STATED PROBLEM: Find every line with the string "ylabel" in it, count them, and reply with that count only.

LISTED ENTRIES:
....................
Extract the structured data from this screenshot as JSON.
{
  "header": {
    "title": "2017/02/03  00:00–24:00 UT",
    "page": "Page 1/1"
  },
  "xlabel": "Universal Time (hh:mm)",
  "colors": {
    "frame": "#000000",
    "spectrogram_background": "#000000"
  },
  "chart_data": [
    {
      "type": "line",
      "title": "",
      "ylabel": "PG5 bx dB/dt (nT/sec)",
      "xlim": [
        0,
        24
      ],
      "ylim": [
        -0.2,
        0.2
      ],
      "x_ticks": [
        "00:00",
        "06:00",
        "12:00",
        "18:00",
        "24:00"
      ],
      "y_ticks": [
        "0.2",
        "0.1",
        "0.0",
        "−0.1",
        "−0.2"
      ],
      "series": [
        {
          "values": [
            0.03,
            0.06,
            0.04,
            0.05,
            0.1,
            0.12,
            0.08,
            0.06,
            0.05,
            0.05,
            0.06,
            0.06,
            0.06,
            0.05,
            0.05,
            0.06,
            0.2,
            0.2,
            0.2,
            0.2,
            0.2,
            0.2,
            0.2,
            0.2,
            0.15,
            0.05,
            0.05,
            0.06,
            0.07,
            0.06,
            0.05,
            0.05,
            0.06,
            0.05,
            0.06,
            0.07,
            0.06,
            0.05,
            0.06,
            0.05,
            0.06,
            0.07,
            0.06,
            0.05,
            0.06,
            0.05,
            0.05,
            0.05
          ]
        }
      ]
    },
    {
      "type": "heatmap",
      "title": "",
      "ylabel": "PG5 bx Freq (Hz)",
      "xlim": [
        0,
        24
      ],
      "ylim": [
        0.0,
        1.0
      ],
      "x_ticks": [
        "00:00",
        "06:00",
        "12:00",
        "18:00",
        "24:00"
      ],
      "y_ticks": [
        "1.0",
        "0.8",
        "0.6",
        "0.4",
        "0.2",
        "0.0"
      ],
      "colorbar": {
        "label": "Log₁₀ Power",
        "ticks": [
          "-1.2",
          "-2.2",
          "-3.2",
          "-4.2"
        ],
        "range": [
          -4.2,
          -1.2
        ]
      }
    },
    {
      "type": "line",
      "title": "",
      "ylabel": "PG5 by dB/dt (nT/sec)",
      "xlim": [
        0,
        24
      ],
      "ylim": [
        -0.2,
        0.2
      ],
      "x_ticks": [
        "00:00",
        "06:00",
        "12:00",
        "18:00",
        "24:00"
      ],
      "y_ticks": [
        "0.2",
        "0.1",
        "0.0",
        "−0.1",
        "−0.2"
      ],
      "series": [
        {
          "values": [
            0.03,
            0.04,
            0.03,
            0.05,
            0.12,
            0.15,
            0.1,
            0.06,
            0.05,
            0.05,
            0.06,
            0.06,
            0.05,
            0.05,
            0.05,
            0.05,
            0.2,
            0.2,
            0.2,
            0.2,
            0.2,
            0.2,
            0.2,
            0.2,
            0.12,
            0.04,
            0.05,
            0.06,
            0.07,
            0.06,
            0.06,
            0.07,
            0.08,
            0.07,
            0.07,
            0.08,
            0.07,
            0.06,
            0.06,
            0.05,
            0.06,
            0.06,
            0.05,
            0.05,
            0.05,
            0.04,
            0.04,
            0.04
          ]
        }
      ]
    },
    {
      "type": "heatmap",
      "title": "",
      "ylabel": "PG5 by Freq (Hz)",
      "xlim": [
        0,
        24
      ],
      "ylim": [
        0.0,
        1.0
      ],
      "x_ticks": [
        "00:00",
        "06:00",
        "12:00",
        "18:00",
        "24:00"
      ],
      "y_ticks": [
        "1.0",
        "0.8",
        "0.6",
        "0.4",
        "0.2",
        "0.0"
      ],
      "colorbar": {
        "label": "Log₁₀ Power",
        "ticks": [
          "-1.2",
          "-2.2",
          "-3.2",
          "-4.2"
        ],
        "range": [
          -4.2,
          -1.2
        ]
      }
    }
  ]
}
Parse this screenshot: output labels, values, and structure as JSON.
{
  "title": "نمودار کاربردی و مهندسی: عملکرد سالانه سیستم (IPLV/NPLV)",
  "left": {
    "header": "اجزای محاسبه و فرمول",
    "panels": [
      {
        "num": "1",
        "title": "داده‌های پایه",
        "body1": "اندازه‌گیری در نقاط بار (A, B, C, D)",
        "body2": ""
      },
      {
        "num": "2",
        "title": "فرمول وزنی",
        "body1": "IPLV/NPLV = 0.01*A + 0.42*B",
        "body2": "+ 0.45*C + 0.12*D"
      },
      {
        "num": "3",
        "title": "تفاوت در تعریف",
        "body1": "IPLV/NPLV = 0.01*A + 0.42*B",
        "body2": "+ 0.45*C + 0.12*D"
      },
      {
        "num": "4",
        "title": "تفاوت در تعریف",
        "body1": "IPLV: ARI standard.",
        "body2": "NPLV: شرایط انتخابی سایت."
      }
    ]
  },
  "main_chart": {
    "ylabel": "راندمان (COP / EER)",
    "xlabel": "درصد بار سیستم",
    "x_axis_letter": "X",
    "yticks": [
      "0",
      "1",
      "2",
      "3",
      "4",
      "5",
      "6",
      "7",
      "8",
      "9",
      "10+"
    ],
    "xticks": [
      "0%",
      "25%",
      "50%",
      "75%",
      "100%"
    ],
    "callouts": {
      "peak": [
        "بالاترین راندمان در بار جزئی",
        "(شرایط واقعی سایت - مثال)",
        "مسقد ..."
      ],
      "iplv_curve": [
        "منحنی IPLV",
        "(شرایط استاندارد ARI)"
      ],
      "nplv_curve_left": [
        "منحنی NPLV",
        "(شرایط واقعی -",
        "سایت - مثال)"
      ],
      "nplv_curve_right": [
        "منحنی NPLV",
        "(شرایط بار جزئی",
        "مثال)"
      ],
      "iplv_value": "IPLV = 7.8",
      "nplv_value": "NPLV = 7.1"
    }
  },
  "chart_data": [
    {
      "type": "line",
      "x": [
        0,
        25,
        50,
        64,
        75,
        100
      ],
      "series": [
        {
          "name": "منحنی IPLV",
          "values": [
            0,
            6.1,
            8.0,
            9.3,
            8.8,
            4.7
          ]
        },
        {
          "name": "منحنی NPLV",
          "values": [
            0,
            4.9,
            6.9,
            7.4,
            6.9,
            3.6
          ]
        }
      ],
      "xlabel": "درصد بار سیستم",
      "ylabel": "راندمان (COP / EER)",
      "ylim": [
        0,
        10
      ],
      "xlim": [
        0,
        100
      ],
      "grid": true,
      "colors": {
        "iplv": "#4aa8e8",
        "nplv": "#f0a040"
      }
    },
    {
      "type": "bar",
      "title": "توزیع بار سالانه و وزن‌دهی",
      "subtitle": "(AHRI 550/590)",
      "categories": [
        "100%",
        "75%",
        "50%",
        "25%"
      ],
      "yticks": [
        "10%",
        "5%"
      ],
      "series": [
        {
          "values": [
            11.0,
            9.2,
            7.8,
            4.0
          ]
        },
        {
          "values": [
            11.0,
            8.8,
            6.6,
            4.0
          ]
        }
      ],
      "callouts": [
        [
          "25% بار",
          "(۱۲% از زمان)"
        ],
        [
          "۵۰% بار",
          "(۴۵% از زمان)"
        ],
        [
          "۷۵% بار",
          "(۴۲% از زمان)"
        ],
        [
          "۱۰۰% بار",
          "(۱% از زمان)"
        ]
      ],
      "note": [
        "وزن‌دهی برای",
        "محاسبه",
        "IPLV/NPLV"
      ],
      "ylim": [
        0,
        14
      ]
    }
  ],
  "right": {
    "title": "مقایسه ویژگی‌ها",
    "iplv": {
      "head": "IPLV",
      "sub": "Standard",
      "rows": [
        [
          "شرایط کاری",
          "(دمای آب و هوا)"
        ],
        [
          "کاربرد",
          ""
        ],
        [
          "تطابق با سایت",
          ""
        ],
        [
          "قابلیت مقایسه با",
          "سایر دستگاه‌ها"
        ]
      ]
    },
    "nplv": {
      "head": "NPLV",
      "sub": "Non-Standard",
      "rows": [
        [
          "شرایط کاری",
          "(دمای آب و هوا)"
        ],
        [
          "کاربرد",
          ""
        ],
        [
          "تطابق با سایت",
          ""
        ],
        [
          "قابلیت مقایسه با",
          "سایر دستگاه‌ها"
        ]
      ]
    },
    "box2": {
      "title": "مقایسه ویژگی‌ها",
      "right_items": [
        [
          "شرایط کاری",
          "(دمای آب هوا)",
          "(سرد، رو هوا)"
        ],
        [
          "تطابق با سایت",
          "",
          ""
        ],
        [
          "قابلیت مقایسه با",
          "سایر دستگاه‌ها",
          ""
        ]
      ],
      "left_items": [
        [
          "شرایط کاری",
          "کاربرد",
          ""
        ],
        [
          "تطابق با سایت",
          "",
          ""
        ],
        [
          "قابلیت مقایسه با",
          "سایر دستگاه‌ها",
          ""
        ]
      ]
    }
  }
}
....................
REPLY TO THE EXERCISE: 6